** BEGIN Working data **

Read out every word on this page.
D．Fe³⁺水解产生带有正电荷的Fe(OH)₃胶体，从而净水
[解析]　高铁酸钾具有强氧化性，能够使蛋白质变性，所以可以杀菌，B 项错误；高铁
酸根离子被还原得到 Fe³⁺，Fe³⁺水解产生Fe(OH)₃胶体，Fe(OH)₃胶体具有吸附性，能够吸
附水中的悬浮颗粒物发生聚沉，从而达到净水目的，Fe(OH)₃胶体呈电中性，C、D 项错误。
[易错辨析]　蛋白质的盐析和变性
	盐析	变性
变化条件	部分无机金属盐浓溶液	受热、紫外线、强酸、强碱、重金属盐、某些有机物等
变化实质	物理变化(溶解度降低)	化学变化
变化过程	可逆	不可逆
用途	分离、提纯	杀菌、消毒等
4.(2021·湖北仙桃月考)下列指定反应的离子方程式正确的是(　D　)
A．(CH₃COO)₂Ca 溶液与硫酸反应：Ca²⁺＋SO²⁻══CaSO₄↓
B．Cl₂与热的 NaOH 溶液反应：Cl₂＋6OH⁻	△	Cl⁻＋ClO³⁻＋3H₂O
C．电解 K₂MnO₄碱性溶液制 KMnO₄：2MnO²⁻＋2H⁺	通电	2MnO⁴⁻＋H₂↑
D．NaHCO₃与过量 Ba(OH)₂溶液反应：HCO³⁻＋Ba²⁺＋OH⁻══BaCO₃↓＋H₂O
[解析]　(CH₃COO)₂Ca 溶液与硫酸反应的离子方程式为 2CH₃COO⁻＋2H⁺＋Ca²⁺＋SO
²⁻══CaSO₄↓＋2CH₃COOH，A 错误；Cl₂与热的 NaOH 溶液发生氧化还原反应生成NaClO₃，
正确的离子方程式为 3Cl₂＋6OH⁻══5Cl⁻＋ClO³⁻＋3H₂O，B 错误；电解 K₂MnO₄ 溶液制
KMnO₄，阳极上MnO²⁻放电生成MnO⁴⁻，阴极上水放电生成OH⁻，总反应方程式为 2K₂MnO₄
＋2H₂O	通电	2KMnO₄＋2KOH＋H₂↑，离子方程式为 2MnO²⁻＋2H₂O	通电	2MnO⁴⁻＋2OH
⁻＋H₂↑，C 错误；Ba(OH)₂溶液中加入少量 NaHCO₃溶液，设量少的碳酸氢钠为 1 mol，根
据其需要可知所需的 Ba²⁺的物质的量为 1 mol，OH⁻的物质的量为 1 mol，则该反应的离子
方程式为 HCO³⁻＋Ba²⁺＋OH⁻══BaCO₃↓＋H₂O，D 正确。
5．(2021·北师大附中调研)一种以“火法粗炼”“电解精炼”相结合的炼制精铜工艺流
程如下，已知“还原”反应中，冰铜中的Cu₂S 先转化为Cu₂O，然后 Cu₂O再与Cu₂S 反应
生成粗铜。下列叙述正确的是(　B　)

** END Working data **
** BEGIN Working data **

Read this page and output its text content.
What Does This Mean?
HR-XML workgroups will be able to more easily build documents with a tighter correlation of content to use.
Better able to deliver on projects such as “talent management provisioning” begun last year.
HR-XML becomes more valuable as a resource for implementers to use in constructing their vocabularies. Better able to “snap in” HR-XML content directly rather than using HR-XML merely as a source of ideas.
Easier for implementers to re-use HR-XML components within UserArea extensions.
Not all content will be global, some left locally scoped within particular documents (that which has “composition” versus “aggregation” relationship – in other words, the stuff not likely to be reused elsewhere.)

** END Working data **
** BEGIN Working data **

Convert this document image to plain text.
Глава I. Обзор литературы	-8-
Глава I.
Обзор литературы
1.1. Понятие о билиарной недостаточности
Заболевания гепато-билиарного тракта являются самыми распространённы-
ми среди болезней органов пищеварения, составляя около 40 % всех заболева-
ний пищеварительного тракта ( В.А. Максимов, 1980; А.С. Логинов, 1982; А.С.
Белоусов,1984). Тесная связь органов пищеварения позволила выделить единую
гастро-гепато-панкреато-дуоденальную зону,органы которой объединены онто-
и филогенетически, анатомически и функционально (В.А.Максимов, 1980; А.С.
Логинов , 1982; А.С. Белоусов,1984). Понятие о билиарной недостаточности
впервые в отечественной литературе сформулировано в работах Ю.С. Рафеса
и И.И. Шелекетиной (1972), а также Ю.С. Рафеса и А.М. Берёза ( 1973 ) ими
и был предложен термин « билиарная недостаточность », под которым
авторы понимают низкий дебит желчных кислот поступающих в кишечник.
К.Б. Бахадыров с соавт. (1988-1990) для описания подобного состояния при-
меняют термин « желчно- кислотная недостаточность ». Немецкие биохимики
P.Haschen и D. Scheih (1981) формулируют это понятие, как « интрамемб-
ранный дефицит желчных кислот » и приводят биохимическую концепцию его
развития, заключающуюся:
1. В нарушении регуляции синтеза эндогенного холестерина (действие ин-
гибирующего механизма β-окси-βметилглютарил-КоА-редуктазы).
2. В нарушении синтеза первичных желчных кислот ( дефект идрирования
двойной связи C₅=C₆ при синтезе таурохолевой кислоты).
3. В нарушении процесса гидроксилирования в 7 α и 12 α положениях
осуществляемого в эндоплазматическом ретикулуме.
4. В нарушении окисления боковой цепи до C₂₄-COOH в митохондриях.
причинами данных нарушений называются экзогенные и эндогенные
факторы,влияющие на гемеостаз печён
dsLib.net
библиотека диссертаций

** END Working data **

- Your task
Copy every line of the material in which the word "more" occurs.

- The solution
HR-XML workgroups will be able to more easily build documents with a tighter correlation of content to use.
HR-XML becomes more valuable as a resource for implementers to use in constructing their vocabularies. Better able to “snap in” HR-XML content directly rather than using HR-XML merely as a source of ideas.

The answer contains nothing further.